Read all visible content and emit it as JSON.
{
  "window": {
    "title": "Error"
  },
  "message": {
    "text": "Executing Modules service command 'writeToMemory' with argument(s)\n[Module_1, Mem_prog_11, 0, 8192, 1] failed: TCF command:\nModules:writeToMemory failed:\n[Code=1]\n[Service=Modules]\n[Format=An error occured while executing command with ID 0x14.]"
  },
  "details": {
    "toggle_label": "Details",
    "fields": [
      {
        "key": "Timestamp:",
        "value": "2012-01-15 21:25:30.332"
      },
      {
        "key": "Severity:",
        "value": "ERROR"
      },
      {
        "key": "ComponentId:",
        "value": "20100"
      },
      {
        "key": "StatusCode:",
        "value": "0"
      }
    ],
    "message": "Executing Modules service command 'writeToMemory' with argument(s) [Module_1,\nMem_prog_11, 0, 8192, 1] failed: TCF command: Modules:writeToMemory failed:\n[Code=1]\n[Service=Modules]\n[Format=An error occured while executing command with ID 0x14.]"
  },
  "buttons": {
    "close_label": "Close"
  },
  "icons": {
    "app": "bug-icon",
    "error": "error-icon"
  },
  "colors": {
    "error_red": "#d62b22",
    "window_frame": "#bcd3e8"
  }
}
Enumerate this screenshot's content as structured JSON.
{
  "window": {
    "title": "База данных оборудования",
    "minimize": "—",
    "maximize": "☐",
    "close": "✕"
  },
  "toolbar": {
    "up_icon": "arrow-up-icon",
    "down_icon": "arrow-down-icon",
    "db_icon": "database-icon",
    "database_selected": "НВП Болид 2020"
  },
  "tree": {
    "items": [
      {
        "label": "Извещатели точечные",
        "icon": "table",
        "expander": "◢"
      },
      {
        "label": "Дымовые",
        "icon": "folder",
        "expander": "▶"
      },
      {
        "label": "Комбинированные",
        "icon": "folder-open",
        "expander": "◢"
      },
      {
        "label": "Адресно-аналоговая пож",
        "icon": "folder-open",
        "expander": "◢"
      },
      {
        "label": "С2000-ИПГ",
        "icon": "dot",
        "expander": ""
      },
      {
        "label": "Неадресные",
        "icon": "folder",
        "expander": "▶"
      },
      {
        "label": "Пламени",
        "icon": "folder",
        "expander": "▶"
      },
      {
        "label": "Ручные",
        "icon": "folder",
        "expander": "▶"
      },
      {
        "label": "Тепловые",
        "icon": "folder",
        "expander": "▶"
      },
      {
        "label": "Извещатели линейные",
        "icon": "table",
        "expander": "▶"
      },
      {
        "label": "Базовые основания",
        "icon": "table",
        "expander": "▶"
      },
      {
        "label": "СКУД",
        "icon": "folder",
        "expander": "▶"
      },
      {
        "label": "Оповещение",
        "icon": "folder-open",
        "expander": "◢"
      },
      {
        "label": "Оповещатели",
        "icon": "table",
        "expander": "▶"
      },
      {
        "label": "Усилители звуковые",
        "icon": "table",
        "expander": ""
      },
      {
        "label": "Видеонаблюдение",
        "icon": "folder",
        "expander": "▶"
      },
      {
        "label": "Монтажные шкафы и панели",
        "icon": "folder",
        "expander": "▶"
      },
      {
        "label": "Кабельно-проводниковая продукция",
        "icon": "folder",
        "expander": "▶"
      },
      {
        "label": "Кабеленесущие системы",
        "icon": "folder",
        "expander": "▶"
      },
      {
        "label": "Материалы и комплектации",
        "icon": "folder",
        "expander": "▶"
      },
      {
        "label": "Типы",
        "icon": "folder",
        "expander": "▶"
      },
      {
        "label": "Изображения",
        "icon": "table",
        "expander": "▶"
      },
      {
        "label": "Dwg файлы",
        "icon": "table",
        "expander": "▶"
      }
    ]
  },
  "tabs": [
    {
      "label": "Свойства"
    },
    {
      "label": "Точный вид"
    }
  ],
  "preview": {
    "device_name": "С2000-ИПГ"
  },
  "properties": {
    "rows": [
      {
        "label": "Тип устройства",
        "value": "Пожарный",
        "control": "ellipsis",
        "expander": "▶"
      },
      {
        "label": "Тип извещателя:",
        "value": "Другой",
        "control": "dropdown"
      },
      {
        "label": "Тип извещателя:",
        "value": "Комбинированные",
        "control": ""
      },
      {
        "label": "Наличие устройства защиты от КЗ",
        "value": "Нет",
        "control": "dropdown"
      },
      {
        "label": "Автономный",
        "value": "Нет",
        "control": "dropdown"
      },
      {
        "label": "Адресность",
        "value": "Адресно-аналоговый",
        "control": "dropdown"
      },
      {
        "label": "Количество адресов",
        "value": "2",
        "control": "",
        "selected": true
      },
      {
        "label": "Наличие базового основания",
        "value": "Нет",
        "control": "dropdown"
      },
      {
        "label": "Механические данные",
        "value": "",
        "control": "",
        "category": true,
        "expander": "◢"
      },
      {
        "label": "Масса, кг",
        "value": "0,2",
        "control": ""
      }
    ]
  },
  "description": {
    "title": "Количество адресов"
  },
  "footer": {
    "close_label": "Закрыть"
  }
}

* _Exercise directions_: Pick out every line above that holds the word "JSON" and copy it.

* _Task result_:
Read all visible content and emit it as JSON.
Enumerate this screenshot's content as structured JSON.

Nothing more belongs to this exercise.